GIVEN REQUEST - Identify the lines that contain the word "JSON", then copy them.

SOURCE DATA -
= = = = =

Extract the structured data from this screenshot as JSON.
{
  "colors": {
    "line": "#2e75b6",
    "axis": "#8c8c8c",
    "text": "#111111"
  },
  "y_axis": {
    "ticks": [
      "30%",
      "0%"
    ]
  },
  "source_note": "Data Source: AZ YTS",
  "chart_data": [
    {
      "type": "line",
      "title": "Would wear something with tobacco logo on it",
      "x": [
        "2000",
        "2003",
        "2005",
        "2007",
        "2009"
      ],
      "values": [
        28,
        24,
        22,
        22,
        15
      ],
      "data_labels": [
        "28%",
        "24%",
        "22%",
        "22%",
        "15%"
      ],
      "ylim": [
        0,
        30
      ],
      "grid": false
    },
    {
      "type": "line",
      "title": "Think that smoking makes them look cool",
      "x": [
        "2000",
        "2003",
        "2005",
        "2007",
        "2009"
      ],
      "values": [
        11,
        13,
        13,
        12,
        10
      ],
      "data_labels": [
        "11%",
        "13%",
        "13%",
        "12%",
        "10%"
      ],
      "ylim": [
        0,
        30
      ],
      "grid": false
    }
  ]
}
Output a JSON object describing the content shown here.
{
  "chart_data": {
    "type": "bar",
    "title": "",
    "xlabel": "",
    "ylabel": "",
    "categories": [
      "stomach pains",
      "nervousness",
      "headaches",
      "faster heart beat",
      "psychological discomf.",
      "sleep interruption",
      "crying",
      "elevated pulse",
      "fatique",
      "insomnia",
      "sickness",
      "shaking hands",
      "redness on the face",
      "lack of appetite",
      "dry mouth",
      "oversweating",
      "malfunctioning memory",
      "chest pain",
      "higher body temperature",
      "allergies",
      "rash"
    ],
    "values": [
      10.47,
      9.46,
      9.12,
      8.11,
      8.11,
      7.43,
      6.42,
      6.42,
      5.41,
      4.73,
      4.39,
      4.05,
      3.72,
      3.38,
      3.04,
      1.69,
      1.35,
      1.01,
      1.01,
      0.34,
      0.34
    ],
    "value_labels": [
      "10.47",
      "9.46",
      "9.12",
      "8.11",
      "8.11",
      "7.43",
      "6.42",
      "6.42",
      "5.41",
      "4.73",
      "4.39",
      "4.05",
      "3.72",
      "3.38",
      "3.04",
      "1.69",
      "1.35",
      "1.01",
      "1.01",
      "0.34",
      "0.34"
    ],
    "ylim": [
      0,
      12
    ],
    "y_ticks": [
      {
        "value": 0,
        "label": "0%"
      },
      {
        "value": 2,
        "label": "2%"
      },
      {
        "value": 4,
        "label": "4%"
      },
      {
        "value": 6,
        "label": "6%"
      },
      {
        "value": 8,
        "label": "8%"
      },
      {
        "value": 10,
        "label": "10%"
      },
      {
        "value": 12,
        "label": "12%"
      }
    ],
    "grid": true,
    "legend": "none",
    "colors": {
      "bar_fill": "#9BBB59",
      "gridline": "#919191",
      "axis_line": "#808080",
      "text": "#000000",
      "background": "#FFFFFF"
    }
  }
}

= = = = =

FULL RESPONSE -
Extract the structured data from this screenshot as JSON.
Output a JSON object describing the content shown here.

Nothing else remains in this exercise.